Short task: Each record below is to be reproduced without any change.

Stored data:
--*--

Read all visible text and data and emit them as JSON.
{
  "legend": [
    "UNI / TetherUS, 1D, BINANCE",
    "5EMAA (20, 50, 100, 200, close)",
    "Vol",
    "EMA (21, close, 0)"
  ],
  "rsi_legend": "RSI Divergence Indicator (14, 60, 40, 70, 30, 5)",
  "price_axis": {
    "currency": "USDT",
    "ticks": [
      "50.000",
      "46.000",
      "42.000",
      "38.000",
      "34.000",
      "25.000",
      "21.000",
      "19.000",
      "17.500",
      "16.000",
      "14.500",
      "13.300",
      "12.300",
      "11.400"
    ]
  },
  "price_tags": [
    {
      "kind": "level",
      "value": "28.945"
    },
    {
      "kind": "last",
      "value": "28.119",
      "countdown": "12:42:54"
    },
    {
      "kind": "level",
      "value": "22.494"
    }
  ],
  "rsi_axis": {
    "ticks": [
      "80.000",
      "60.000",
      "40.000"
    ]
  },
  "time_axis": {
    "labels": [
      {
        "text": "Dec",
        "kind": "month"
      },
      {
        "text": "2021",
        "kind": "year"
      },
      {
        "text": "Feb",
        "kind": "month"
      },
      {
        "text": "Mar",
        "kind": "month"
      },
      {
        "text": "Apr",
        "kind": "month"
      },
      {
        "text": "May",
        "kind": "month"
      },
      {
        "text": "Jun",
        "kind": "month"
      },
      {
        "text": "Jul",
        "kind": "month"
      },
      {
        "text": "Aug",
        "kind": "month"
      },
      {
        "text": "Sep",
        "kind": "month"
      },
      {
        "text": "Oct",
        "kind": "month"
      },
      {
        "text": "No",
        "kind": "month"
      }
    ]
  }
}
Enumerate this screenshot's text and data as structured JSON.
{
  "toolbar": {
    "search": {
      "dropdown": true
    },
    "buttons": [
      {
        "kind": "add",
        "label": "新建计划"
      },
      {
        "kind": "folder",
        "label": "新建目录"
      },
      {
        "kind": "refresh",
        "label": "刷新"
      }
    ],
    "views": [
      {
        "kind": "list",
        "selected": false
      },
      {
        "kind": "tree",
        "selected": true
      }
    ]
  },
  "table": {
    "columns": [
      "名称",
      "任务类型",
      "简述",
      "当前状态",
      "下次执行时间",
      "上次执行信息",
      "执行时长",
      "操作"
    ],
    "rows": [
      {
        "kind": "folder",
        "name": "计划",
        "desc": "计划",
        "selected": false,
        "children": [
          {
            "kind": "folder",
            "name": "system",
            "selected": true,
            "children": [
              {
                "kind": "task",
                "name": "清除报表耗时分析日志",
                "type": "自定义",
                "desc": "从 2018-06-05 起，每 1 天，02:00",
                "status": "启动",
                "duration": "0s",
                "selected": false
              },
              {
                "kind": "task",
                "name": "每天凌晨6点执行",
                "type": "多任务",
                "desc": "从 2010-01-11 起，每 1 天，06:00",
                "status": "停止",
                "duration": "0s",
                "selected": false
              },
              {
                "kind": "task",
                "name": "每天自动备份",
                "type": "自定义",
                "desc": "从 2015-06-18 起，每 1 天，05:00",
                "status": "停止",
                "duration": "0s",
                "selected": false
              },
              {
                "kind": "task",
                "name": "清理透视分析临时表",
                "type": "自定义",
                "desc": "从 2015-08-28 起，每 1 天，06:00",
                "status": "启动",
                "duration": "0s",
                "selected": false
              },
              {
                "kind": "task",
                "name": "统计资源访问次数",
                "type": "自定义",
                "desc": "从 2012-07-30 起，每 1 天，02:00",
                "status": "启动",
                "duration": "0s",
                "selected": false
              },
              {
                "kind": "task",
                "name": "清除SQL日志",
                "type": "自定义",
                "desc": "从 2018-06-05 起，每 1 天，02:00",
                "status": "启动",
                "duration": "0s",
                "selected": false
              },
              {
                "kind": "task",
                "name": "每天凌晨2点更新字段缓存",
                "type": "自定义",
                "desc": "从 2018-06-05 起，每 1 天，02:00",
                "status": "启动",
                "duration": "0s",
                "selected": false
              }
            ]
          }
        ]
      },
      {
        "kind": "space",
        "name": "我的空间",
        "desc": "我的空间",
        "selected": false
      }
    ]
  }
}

--*--

Worked answer:
Read all visible text and data and emit them as JSON.
{
  "legend": [
    "UNI / TetherUS, 1D, BINANCE",
    "5EMAA (20, 50, 100, 200, close)",
    "Vol",
    "EMA (21, close, 0)"
  ],
  "rsi_legend": "RSI Divergence Indicator (14, 60, 40, 70, 30, 5)",
  "price_axis": {
    "currency": "USDT",
    "ticks": [
      "50.000",
      "46.000",
      "42.000",
      "38.000",
      "34.000",
      "25.000",
      "21.000",
      "19.000",
      "17.500",
      "16.000",
      "14.500",
      "13.300",
      "12.300",
      "11.400"
    ]
  },
  "price_tags": [
    {
      "kind": "level",
      "value": "28.945"
    },
    {
      "kind": "last",
      "value": "28.119",
      "countdown": "12:42:54"
    },
    {
      "kind": "level",
      "value": "22.494"
    }
  ],
  "rsi_axis": {
    "ticks": [
      "80.000",
      "60.000",
      "40.000"
    ]
  },
  "time_axis": {
    "labels": [
      {
        "text": "Dec",
        "kind": "month"
      },
      {
        "text": "2021",
        "kind": "year"
      },
      {
        "text": "Feb",
        "kind": "month"
      },
      {
        "text": "Mar",
        "kind": "month"
      },
      {
        "text": "Apr",
        "kind": "month"
      },
      {
        "text": "May",
        "kind": "month"
      },
      {
        "text": "Jun",
        "kind": "month"
      },
      {
        "text": "Jul",
        "kind": "month"
      },
      {
        "text": "Aug",
        "kind": "month"
      },
      {
        "text": "Sep",
        "kind": "month"
      },
      {
        "text": "Oct",
        "kind": "month"
      },
      {
        "text": "No",
        "kind": "month"
      }
    ]
  }
}
Enumerate this screenshot's text and data as structured JSON.
{
  "toolbar": {
    "search": {
      "dropdown": true
    },
    "buttons": [
      {
        "kind": "add",
        "label": "新建计划"
      },
      {
        "kind": "folder",
        "label": "新建目录"
      },
      {
        "kind": "refresh",
        "label": "刷新"
      }
    ],
    "views": [
      {
        "kind": "list",
        "selected": false
      },
      {
        "kind": "tree",
        "selected": true
      }
    ]
  },
  "table": {
    "columns": [
      "名称",
      "任务类型",
      "简述",
      "当前状态",
      "下次执行时间",
      "上次执行信息",
      "执行时长",
      "操作"
    ],
    "rows": [
      {
        "kind": "folder",
        "name": "计划",
        "desc": "计划",
        "selected": false,
        "children": [
          {
            "kind": "folder",
            "name": "system",
            "selected": true,
            "children": [
              {
                "kind": "task",
                "name": "清除报表耗时分析日志",
                "type": "自定义",
                "desc": "从 2018-06-05 起，每 1 天，02:00",
                "status": "启动",
                "duration": "0s",
                "selected": false
              },
              {
                "kind": "task",
                "name": "每天凌晨6点执行",
                "type": "多任务",
                "desc": "从 2010-01-11 起，每 1 天，06:00",
                "status": "停止",
                "duration": "0s",
                "selected": false
              },
              {
                "kind": "task",
                "name": "每天自动备份",
                "type": "自定义",
                "desc": "从 2015-06-18 起，每 1 天，05:00",
                "status": "停止",
                "duration": "0s",
                "selected": false
              },
              {
                "kind": "task",
                "name": "清理透视分析临时表",
                "type": "自定义",
                "desc": "从 2015-08-28 起，每 1 天，06:00",
                "status": "启动",
                "duration": "0s",
                "selected": false
              },
              {
                "kind": "task",
                "name": "统计资源访问次数",
                "type": "自定义",
                "desc": "从 2012-07-30 起，每 1 天，02:00",
                "status": "启动",
                "duration": "0s",
                "selected": false
              },
              {
                "kind": "task",
                "name": "清除SQL日志",
                "type": "自定义",
                "desc": "从 2018-06-05 起，每 1 天，02:00",
                "status": "启动",
                "duration": "0s",
                "selected": false
              },
              {
                "kind": "task",
                "name": "每天凌晨2点更新字段缓存",
                "type": "自定义",
                "desc": "从 2018-06-05 起，每 1 天，02:00",
                "status": "启动",
                "duration": "0s",
                "selected": false
              }
            ]
          }
        ]
      },
      {
        "kind": "space",
        "name": "我的空间",
        "desc": "我的空间",
        "selected": false
      }
    ]
  }
}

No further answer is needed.